* _SHORT PROBLEM_: Which lines have the string "this"? Copy all of them from the entries below.

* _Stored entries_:
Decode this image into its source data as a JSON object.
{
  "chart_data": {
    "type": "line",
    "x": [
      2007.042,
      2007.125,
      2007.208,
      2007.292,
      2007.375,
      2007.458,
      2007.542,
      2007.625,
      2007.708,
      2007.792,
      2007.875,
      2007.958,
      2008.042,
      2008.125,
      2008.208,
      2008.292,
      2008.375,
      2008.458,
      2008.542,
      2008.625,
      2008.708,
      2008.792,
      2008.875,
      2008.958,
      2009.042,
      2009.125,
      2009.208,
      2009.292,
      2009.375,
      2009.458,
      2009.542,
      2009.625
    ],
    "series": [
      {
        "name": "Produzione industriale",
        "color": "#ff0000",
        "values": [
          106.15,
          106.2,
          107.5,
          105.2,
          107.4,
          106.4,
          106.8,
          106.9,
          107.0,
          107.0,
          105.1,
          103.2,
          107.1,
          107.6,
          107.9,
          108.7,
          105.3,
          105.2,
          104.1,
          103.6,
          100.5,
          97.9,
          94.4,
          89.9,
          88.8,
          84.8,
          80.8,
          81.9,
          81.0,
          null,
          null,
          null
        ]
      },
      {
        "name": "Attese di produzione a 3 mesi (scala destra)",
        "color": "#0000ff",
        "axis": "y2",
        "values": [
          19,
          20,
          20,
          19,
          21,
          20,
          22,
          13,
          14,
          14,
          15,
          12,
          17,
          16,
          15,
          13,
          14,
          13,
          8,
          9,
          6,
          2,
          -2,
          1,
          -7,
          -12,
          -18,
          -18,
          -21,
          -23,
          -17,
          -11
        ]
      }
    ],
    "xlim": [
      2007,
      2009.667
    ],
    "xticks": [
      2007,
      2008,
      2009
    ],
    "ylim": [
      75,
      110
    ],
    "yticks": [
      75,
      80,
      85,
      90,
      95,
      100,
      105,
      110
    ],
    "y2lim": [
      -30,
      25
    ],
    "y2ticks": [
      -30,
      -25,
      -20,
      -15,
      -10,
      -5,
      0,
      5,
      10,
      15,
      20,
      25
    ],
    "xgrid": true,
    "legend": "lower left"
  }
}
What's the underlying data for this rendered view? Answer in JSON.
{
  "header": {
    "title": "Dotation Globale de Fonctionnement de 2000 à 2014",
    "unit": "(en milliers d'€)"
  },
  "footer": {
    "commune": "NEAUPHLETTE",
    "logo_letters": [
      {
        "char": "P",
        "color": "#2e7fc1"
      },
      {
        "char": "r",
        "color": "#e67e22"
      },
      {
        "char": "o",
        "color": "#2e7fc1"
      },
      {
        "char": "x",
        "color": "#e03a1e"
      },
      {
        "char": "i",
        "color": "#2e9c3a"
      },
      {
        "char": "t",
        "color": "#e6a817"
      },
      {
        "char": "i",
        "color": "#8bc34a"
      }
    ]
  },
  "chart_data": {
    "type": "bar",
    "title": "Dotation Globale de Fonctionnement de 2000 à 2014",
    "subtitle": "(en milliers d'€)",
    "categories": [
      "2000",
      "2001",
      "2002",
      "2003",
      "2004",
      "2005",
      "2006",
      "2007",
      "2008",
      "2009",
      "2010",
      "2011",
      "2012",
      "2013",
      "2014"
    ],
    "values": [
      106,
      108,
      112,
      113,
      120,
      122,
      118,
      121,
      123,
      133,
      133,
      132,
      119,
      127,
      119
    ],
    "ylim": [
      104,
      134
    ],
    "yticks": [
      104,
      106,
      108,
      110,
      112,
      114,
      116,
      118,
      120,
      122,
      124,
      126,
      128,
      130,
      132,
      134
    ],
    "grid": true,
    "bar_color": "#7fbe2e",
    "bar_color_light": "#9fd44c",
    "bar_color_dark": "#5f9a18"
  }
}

* _COMPLETED EXERCISE_:
Decode this image into its source data as a JSON object.
What's the underlying data for this rendered view? Answer in JSON.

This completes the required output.